Items listed in a dataset
....................

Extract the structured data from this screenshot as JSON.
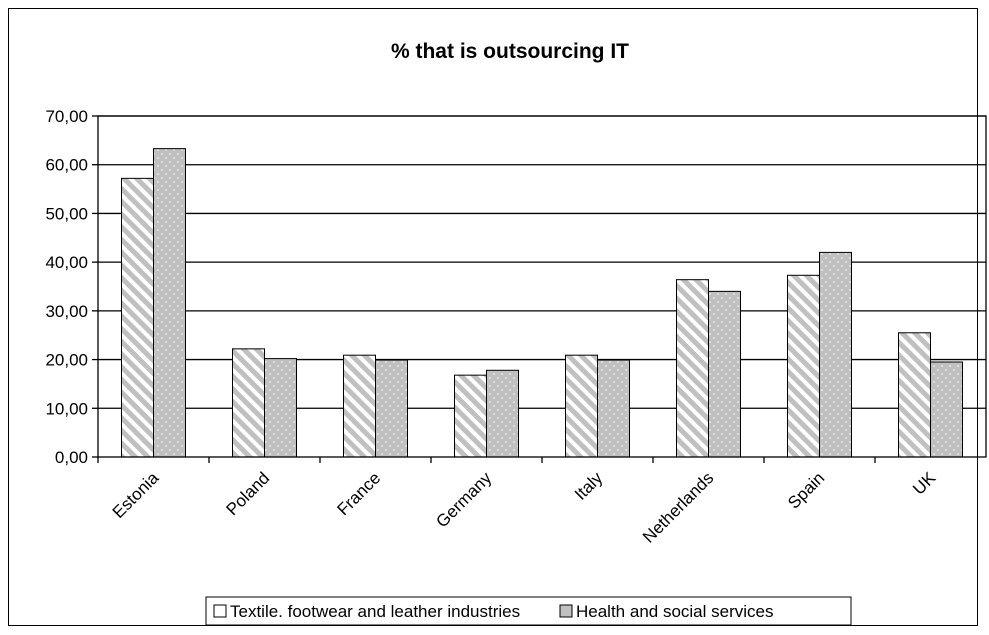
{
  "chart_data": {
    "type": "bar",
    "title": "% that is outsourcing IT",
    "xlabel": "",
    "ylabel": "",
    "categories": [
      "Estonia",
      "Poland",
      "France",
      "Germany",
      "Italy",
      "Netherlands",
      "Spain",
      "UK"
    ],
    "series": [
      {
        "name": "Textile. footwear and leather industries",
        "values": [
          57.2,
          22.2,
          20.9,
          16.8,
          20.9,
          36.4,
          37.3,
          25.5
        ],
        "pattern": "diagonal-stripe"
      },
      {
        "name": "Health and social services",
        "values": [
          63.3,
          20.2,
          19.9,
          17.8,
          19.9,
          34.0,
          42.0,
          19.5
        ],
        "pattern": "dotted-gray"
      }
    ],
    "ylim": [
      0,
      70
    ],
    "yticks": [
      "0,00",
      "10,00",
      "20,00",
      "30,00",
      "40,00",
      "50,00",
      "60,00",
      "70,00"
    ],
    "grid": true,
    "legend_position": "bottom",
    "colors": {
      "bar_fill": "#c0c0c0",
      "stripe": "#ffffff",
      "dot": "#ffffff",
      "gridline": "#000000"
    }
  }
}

....................

Copy every line of the records above that contains "stripe".

        "pattern": "diagonal-stripe"
      "stripe": "#ffffff",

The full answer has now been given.